Reply with one number: the count of lines in the records below that hold "JSON".

----- Records shown -----

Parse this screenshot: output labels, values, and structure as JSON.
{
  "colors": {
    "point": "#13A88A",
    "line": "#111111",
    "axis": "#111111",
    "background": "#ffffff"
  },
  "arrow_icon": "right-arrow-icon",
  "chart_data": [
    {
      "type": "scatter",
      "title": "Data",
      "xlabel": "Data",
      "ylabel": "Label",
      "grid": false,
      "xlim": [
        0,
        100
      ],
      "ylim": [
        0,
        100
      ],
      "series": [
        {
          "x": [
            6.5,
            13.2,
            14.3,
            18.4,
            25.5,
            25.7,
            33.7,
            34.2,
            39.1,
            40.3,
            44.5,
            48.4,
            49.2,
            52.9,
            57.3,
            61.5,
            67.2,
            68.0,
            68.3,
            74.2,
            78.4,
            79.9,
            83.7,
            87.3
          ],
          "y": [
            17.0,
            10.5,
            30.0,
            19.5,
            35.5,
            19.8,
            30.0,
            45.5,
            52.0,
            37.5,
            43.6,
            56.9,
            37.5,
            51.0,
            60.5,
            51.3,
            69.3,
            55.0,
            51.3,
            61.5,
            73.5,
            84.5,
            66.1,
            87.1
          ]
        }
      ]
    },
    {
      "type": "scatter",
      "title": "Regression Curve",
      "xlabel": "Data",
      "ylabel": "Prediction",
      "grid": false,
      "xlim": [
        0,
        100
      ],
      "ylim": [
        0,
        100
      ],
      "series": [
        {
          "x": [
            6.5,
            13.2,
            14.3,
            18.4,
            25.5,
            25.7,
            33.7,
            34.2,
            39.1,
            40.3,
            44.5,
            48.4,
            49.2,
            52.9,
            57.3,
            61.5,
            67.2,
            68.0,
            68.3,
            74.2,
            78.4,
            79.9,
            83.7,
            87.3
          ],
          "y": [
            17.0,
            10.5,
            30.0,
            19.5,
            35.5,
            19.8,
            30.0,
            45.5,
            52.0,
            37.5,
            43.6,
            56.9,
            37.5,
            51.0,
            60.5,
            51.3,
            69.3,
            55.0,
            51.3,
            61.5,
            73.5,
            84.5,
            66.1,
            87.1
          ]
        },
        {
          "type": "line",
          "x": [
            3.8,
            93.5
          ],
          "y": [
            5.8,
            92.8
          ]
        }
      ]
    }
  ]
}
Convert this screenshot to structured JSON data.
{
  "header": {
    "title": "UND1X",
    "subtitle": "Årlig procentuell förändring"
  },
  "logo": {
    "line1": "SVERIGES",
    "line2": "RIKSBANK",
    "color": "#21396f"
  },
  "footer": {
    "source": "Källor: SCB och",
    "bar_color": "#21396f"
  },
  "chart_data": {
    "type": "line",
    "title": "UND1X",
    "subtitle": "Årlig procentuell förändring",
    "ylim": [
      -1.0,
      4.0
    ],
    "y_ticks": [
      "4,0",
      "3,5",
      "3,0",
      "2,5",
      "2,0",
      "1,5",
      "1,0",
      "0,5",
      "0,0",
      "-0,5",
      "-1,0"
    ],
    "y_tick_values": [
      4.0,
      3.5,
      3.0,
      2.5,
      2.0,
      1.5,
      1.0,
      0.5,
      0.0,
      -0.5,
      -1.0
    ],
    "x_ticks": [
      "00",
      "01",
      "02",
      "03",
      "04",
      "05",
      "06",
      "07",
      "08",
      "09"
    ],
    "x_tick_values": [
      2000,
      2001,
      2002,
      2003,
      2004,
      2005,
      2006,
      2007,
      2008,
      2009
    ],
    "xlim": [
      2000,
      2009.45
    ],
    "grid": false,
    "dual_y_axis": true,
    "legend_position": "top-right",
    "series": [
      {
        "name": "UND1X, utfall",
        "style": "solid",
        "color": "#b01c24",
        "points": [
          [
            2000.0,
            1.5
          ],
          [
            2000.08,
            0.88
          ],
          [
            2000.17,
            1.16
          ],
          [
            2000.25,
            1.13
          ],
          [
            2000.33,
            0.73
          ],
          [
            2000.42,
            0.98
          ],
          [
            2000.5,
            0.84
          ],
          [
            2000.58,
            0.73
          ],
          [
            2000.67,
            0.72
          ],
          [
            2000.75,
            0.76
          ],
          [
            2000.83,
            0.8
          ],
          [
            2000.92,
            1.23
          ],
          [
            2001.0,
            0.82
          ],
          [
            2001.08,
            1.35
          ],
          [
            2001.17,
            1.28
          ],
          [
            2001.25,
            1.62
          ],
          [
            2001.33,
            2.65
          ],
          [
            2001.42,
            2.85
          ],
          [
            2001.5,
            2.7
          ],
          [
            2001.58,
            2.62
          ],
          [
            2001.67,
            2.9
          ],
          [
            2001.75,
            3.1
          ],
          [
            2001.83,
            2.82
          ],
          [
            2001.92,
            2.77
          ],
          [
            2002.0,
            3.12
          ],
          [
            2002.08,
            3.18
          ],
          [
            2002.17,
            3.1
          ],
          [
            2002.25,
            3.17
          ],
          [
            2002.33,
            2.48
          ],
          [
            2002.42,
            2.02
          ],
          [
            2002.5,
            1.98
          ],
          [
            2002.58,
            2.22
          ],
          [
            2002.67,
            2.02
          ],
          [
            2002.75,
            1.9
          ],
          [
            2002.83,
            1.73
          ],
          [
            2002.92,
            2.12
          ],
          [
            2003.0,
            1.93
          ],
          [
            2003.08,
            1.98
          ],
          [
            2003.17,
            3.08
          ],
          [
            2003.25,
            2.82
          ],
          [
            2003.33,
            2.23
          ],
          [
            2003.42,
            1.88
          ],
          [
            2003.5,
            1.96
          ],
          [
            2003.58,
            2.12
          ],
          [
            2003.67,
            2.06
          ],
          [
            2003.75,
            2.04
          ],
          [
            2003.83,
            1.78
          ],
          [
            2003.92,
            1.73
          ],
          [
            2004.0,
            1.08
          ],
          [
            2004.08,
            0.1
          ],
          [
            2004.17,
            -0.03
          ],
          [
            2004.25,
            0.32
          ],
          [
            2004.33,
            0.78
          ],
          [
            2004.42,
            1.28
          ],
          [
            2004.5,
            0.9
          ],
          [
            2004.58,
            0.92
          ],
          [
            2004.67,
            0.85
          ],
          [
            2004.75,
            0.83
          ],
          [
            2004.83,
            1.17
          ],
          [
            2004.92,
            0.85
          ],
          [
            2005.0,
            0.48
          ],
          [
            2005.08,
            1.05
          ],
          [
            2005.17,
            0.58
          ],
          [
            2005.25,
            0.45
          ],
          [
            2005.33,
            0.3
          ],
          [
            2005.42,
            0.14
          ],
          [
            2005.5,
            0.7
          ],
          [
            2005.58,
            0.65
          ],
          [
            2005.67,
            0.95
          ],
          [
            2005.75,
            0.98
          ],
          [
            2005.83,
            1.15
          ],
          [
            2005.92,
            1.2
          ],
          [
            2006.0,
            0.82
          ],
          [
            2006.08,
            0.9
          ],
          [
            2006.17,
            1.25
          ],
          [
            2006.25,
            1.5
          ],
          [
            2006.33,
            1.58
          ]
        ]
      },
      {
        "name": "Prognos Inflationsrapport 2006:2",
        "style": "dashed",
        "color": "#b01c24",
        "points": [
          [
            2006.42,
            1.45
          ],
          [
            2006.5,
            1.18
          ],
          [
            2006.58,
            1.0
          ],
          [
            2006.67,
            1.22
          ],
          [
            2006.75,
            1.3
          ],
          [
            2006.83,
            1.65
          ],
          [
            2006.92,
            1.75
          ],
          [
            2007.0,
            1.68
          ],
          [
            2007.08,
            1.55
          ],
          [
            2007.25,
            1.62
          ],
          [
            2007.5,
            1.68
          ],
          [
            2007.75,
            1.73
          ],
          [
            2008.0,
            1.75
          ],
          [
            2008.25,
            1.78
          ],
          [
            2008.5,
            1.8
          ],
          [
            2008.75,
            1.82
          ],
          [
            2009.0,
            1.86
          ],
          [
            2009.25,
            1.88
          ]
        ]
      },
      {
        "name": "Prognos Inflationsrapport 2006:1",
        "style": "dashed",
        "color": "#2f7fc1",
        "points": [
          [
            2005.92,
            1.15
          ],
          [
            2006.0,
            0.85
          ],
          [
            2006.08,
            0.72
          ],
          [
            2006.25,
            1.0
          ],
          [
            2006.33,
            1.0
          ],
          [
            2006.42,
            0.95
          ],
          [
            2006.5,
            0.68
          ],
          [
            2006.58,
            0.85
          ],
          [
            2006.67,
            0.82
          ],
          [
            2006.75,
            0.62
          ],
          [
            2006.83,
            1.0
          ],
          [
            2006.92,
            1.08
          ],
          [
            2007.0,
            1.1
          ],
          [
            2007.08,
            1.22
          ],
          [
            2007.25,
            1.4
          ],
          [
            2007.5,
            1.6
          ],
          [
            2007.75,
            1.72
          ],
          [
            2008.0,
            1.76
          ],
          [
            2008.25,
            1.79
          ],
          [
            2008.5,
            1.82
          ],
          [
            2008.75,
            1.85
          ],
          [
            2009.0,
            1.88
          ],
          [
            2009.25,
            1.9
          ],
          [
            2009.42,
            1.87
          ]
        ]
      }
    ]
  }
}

-----

# Solution to this problem
2